*Material provided*.
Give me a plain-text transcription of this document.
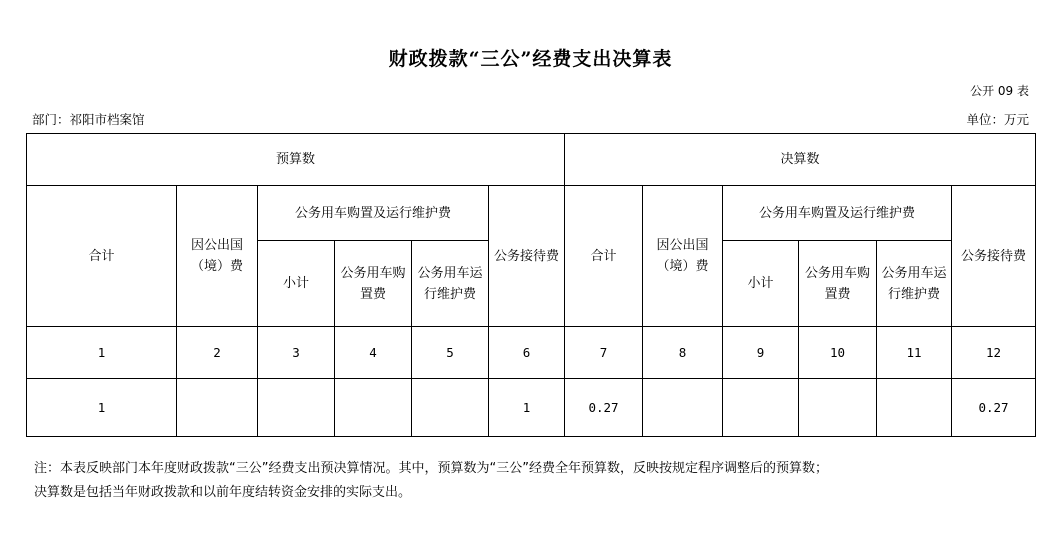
财政拨款“三公”经费支出决算表
公开 09 表
部门：祁阳市档案馆	单位：万元
预算数						决算数					
合计	因公出国（境）费	公务用车购置及运行维护费			公务接待费	合计	因公出国（境）费	公务用车购置及运行维护费			公务接待费
		小计	公务用车购置费	公务用车运行维护费				小计	公务用车购置费	公务用车运行维护费	
1	2	3	4	5	6	7	8	9	10	11	12
1					1	0.27					0.27
注：本表反映部门本年度财政拨款“三公”经费支出预决算情况。其中，预算数为“三公”经费全年预算数，反映按规定程序调整后的预算数；
决算数是包括当年财政拨款和以前年度结转资金安排的实际支出。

*Instructions to follow*. Retype the entries word for word. Omit any images.

*Correct output*.
Give me a plain-text transcription of this document.
财政拨款“三公”经费支出决算表
公开 09 表
部门：祁阳市档案馆	单位：万元
预算数						决算数					
合计	因公出国（境）费	公务用车购置及运行维护费			公务接待费	合计	因公出国（境）费	公务用车购置及运行维护费			公务接待费
		小计	公务用车购置费	公务用车运行维护费				小计	公务用车购置费	公务用车运行维护费	
1	2	3	4	5	6	7	8	9	10	11	12
1					1	0.27					0.27
注：本表反映部门本年度财政拨款“三公”经费支出预决算情况。其中，预算数为“三公”经费全年预算数，反映按规定程序调整后的预算数；
决算数是包括当年财政拨款和以前年度结转资金安排的实际支出。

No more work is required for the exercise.